[SET PROBLEM] Render each line of the listing below as a JSON array of strings, one string per line, with blank lines omitted.

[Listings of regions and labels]
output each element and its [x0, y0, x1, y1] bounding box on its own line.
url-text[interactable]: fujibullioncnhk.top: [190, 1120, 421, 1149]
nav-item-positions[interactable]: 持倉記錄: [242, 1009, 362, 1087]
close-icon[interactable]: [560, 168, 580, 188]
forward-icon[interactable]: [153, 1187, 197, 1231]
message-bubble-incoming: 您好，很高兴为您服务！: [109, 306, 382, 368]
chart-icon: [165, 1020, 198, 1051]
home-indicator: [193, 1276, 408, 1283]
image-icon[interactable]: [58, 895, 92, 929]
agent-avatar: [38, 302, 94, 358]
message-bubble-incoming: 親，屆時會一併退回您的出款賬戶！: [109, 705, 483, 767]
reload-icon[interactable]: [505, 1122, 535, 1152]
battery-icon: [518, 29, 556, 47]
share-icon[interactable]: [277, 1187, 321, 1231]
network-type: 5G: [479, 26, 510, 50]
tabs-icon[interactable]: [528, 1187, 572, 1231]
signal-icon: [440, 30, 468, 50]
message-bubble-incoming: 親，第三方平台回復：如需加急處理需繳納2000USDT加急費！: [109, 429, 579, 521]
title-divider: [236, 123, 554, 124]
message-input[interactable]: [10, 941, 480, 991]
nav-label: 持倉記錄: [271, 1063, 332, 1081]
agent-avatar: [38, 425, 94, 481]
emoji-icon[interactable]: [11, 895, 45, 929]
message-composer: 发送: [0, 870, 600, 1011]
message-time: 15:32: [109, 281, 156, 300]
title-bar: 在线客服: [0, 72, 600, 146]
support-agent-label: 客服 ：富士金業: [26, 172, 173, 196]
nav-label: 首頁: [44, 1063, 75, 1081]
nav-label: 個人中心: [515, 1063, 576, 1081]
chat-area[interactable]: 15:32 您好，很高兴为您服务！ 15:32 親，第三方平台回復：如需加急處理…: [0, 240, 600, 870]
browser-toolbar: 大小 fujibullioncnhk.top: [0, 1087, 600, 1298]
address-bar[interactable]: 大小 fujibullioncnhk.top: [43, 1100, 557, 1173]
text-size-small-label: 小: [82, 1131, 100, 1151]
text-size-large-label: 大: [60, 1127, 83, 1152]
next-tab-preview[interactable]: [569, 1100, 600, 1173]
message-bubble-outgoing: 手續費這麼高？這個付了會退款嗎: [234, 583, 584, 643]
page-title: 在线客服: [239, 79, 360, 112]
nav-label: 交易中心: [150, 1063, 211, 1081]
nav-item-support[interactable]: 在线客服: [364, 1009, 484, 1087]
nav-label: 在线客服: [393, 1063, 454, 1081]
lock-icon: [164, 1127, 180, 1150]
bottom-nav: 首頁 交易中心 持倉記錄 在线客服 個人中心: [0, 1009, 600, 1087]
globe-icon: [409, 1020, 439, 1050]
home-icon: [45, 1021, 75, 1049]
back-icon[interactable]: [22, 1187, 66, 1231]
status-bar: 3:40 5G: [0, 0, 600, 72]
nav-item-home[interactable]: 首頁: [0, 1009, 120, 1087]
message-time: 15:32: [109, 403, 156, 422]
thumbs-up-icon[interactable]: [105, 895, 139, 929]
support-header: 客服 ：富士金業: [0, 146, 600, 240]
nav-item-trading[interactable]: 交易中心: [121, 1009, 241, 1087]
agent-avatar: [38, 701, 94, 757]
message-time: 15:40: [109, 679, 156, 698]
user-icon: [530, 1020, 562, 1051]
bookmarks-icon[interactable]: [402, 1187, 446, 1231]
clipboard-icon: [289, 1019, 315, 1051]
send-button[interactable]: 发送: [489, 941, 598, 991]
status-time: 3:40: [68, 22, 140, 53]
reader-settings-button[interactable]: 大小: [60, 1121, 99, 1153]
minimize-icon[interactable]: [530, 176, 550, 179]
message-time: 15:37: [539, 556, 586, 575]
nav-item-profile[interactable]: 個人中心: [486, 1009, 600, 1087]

[RESPONSE TO THE TASK]
[
  "output each element and its [x0, y0, x1, y1] bounding box on its own line.",
  "url-text[interactable]: fujibullioncnhk.top: [190, 1120, 421, 1149]",
  "nav-item-positions[interactable]: 持倉記錄: [242, 1009, 362, 1087]",
  "close-icon[interactable]: [560, 168, 580, 188]",
  "forward-icon[interactable]: [153, 1187, 197, 1231]",
  "message-bubble-incoming: 您好，很高兴为您服务！: [109, 306, 382, 368]",
  "chart-icon: [165, 1020, 198, 1051]",
  "home-indicator: [193, 1276, 408, 1283]",
  "image-icon[interactable]: [58, 895, 92, 929]",
  "agent-avatar: [38, 302, 94, 358]",
  "message-bubble-incoming: 親，屆時會一併退回您的出款賬戶！: [109, 705, 483, 767]",
  "reload-icon[interactable]: [505, 1122, 535, 1152]",
  "battery-icon: [518, 29, 556, 47]",
  "share-icon[interactable]: [277, 1187, 321, 1231]",
  "network-type: 5G: [479, 26, 510, 50]",
  "tabs-icon[interactable]: [528, 1187, 572, 1231]",
  "signal-icon: [440, 30, 468, 50]",
  "message-bubble-incoming: 親，第三方平台回復：如需加急處理需繳納2000USDT加急費！: [109, 429, 579, 521]",
  "title-divider: [236, 123, 554, 124]",
  "message-input[interactable]: [10, 941, 480, 991]",
  "nav-label: 持倉記錄: [271, 1063, 332, 1081]",
  "agent-avatar: [38, 425, 94, 481]",
  "emoji-icon[interactable]: [11, 895, 45, 929]",
  "message-composer: 发送: [0, 870, 600, 1011]",
  "message-time: 15:32: [109, 281, 156, 300]",
  "title-bar: 在线客服: [0, 72, 600, 146]",
  "support-agent-label: 客服 ：富士金業: [26, 172, 173, 196]",
  "nav-label: 首頁: [44, 1063, 75, 1081]",
  "nav-label: 個人中心: [515, 1063, 576, 1081]",
  "chat-area[interactable]: 15:32 您好，很高兴为您服务！ 15:32 親，第三方平台回復：如需加急處理…: [0, 240, 600, 870]",
  "browser-toolbar: 大小 fujibullioncnhk.top: [0, 1087, 600, 1298]",
  "address-bar[interactable]: 大小 fujibullioncnhk.top: [43, 1100, 557, 1173]",
  "text-size-small-label: 小: [82, 1131, 100, 1151]",
  "text-size-large-label: 大: [60, 1127, 83, 1152]",
  "next-tab-preview[interactable]: [569, 1100, 600, 1173]",
  "message-bubble-outgoing: 手續費這麼高？這個付了會退款嗎: [234, 583, 584, 643]",
  "page-title: 在线客服: [239, 79, 360, 112]",
  "nav-label: 交易中心: [150, 1063, 211, 1081]",
  "nav-item-support[interactable]: 在线客服: [364, 1009, 484, 1087]",
  "nav-label: 在线客服: [393, 1063, 454, 1081]",
  "lock-icon: [164, 1127, 180, 1150]",
  "bottom-nav: 首頁 交易中心 持倉記錄 在线客服 個人中心: [0, 1009, 600, 1087]",
  "globe-icon: [409, 1020, 439, 1050]",
  "home-icon: [45, 1021, 75, 1049]",
  "back-icon[interactable]: [22, 1187, 66, 1231]",
  "status-bar: 3:40 5G: [0, 0, 600, 72]",
  "nav-item-home[interactable]: 首頁: [0, 1009, 120, 1087]",
  "message-time: 15:32: [109, 403, 156, 422]",
  "thumbs-up-icon[interactable]: [105, 895, 139, 929]",
  "support-header: 客服 ：富士金業: [0, 146, 600, 240]",
  "nav-item-trading[interactable]: 交易中心: [121, 1009, 241, 1087]",
  "agent-avatar: [38, 701, 94, 757]",
  "message-time: 15:40: [109, 679, 156, 698]",
  "user-icon: [530, 1020, 562, 1051]",
  "bookmarks-icon[interactable]: [402, 1187, 446, 1231]",
  "clipboard-icon: [289, 1019, 315, 1051]",
  "send-button[interactable]: 发送: [489, 941, 598, 991]",
  "status-time: 3:40: [68, 22, 140, 53]",
  "reader-settings-button[interactable]: 大小: [60, 1121, 99, 1153]",
  "minimize-icon[interactable]: [530, 176, 550, 179]",
  "message-time: 15:37: [539, 556, 586, 575]",
  "nav-item-profile[interactable]: 個人中心: [486, 1009, 600, 1087]"
]